[Dataset rows about figures]
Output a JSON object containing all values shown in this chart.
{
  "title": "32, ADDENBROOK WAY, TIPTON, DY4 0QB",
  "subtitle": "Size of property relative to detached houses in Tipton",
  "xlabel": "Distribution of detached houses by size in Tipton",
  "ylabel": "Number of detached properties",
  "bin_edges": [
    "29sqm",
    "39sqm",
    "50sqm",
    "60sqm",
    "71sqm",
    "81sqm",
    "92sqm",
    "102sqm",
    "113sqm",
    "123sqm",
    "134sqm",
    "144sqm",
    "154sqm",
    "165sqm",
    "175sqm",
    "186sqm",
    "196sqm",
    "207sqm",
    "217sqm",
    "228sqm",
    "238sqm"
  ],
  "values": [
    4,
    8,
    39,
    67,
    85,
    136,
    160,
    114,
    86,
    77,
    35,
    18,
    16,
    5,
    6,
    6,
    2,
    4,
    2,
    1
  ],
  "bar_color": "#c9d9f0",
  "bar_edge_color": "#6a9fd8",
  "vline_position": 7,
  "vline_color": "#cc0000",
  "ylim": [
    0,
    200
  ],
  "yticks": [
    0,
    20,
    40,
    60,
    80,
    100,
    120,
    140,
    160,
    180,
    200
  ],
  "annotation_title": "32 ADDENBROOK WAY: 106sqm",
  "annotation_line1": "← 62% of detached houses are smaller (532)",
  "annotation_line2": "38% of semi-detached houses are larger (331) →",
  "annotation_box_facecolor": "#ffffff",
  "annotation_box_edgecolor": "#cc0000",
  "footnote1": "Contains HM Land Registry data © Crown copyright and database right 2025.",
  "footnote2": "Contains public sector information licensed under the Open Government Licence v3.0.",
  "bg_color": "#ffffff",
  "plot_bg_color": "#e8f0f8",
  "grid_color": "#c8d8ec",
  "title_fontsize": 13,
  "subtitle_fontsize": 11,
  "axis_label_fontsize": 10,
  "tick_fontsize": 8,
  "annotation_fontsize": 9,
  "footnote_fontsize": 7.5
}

Written request — All lines of the data above that include the word "detached" must be shown.

Task result —
  "subtitle": "Size of property relative to detached houses in Tipton",
  "xlabel": "Distribution of detached houses by size in Tipton",
  "ylabel": "Number of detached properties",
  "annotation_line1": "← 62% of detached houses are smaller (532)",
  "annotation_line2": "38% of semi-detached houses are larger (331) →",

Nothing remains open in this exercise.